## AIM
Copy each line below in which the word "text" occurs.

(Records that describe figures)
• • • • •

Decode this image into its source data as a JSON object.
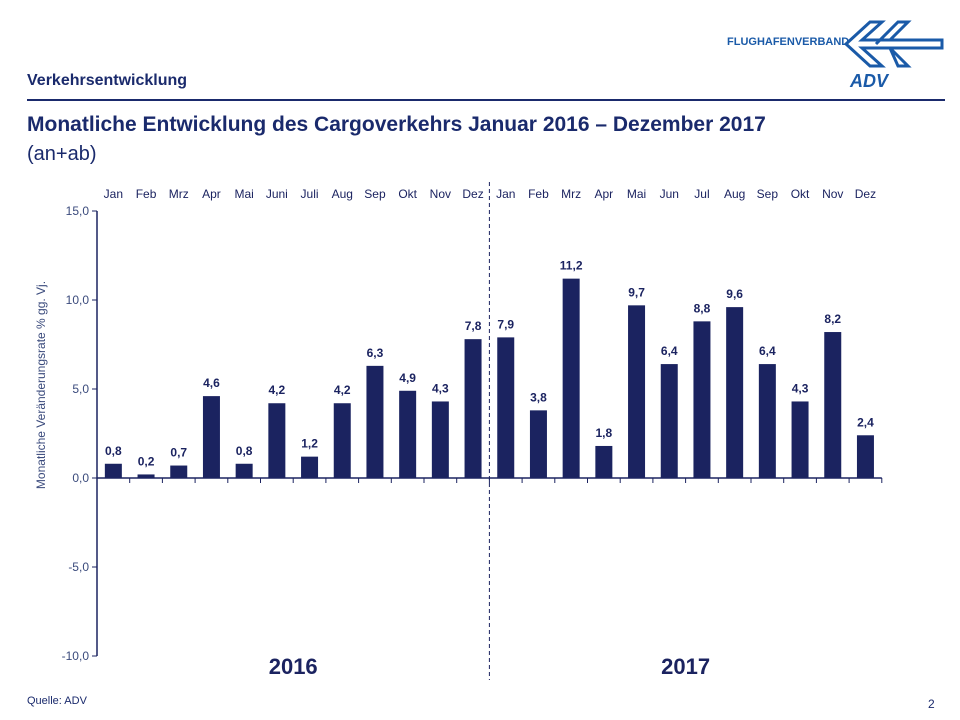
{
  "header": {
    "section": "Verkehrsentwicklung",
    "title": "Monatliche Entwicklung des Cargoverkehrs Januar 2016 – Dezember 2017",
    "subtitle": "(an+ab)"
  },
  "logo": {
    "text": "FLUGHAFENVERBAND",
    "mark": "ADV"
  },
  "footer": {
    "source": "Quelle: ADV",
    "page": "2"
  },
  "colors": {
    "bar": "#1b2360",
    "text": "#1a2a6c",
    "logo": "#1a5aa8"
  },
  "chart_data": {
    "type": "bar",
    "title": "Monatliche Entwicklung des Cargoverkehrs Januar 2016 – Dezember 2017",
    "ylabel": "Monatliche Veränderungsrate % gg. Vj.",
    "ylim": [
      -10,
      15
    ],
    "yticks": [
      "15,0",
      "10,0",
      "5,0",
      "0,0",
      "-5,0",
      "-10,0"
    ],
    "ytick_values": [
      15,
      10,
      5,
      0,
      -5,
      -10
    ],
    "categories": [
      "Jan",
      "Feb",
      "Mrz",
      "Apr",
      "Mai",
      "Juni",
      "Juli",
      "Aug",
      "Sep",
      "Okt",
      "Nov",
      "Dez",
      "Jan",
      "Feb",
      "Mrz",
      "Apr",
      "Mai",
      "Jun",
      "Jul",
      "Aug",
      "Sep",
      "Okt",
      "Nov",
      "Dez"
    ],
    "values": [
      0.8,
      0.2,
      0.7,
      4.6,
      0.8,
      4.2,
      1.2,
      4.2,
      6.3,
      4.9,
      4.3,
      7.8,
      7.9,
      3.8,
      11.2,
      1.8,
      9.7,
      6.4,
      8.8,
      9.6,
      6.4,
      4.3,
      8.2,
      2.4
    ],
    "labels": [
      "0,8",
      "0,2",
      "0,7",
      "4,6",
      "0,8",
      "4,2",
      "1,2",
      "4,2",
      "6,3",
      "4,9",
      "4,3",
      "7,8",
      "7,9",
      "3,8",
      "11,2",
      "1,8",
      "9,7",
      "6,4",
      "8,8",
      "9,6",
      "6,4",
      "4,3",
      "8,2",
      "2,4"
    ],
    "groups": [
      "2016",
      "2017"
    ]
  }
}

• • • • •

## CORRECT OUTPUT
    "text": "FLUGHAFENVERBAND",
    "text": "#1a2a6c",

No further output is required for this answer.